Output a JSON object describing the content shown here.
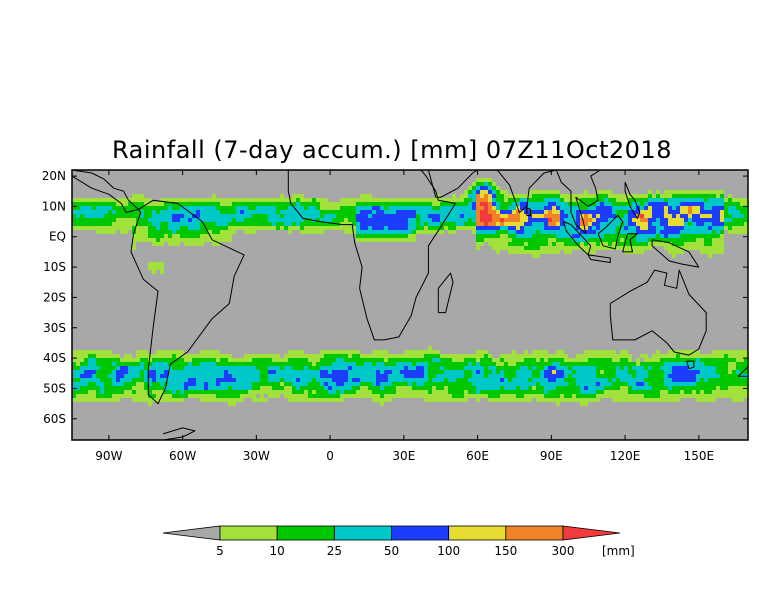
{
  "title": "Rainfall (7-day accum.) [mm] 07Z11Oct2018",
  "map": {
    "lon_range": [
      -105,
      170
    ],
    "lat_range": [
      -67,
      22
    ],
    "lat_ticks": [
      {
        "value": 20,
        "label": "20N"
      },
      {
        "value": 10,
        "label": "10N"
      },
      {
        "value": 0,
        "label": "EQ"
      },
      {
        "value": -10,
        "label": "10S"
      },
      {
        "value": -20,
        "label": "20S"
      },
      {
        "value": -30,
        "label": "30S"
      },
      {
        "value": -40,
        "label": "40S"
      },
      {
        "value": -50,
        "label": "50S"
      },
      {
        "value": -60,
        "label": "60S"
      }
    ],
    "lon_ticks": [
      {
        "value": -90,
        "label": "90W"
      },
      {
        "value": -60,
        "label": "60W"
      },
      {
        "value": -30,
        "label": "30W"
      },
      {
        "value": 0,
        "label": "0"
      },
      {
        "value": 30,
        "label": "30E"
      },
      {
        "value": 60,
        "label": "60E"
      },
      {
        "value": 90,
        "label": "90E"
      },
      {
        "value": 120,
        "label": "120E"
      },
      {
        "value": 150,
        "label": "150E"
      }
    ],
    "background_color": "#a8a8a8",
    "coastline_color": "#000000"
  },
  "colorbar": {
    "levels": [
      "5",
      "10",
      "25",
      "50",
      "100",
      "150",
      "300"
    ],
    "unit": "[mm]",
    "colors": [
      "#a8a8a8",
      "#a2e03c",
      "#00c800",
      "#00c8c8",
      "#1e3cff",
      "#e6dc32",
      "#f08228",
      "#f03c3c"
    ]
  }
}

####################

= WHAT YOU ARE ASKED TO DO =
Give every record again exactly, apart from the pictures, which stay out.

= RESPONSE FOR THIS EXERCISE =
Output a JSON object describing the content shown here.
{
  "title": "Rainfall (7-day accum.) [mm] 07Z11Oct2018",
  "map": {
    "lon_range": [
      -105,
      170
    ],
    "lat_range": [
      -67,
      22
    ],
    "lat_ticks": [
      {
        "value": 20,
        "label": "20N"
      },
      {
        "value": 10,
        "label": "10N"
      },
      {
        "value": 0,
        "label": "EQ"
      },
      {
        "value": -10,
        "label": "10S"
      },
      {
        "value": -20,
        "label": "20S"
      },
      {
        "value": -30,
        "label": "30S"
      },
      {
        "value": -40,
        "label": "40S"
      },
      {
        "value": -50,
        "label": "50S"
      },
      {
        "value": -60,
        "label": "60S"
      }
    ],
    "lon_ticks": [
      {
        "value": -90,
        "label": "90W"
      },
      {
        "value": -60,
        "label": "60W"
      },
      {
        "value": -30,
        "label": "30W"
      },
      {
        "value": 0,
        "label": "0"
      },
      {
        "value": 30,
        "label": "30E"
      },
      {
        "value": 60,
        "label": "60E"
      },
      {
        "value": 90,
        "label": "90E"
      },
      {
        "value": 120,
        "label": "120E"
      },
      {
        "value": 150,
        "label": "150E"
      }
    ],
    "background_color": "#a8a8a8",
    "coastline_color": "#000000"
  },
  "colorbar": {
    "levels": [
      "5",
      "10",
      "25",
      "50",
      "100",
      "150",
      "300"
    ],
    "unit": "[mm]",
    "colors": [
      "#a8a8a8",
      "#a2e03c",
      "#00c800",
      "#00c8c8",
      "#1e3cff",
      "#e6dc32",
      "#f08228",
      "#f03c3c"
    ]
  }
}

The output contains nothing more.